- **Given problem**
Count how many lines hold the string "Andel", and give only that number.

** Begin Material for this task **

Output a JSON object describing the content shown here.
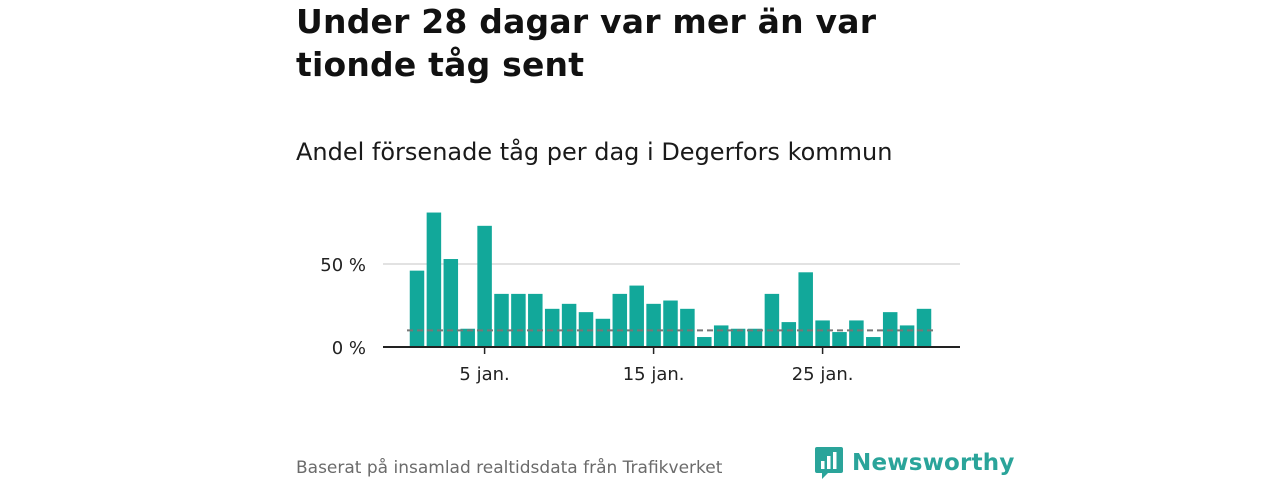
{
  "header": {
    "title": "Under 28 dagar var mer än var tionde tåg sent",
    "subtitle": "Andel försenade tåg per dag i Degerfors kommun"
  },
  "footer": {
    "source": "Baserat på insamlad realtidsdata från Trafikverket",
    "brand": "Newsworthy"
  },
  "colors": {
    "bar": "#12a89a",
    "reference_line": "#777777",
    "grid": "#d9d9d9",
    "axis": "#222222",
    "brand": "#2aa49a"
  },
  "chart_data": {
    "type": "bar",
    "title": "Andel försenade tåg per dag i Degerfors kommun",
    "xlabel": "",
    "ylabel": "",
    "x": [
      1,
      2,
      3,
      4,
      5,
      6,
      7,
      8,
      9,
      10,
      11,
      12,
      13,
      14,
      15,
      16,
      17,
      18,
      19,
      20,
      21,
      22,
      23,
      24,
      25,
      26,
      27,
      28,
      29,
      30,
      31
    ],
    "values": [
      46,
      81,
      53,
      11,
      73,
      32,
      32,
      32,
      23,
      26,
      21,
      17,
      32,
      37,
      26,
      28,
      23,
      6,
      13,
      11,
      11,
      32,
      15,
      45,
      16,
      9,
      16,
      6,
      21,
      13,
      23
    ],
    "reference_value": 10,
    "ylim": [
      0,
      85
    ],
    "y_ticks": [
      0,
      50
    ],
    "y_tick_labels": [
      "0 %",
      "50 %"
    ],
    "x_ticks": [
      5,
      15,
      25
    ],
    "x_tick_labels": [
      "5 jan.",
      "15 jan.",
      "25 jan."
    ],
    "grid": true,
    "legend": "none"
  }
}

** End Material for this task **

- **Exercise response**
2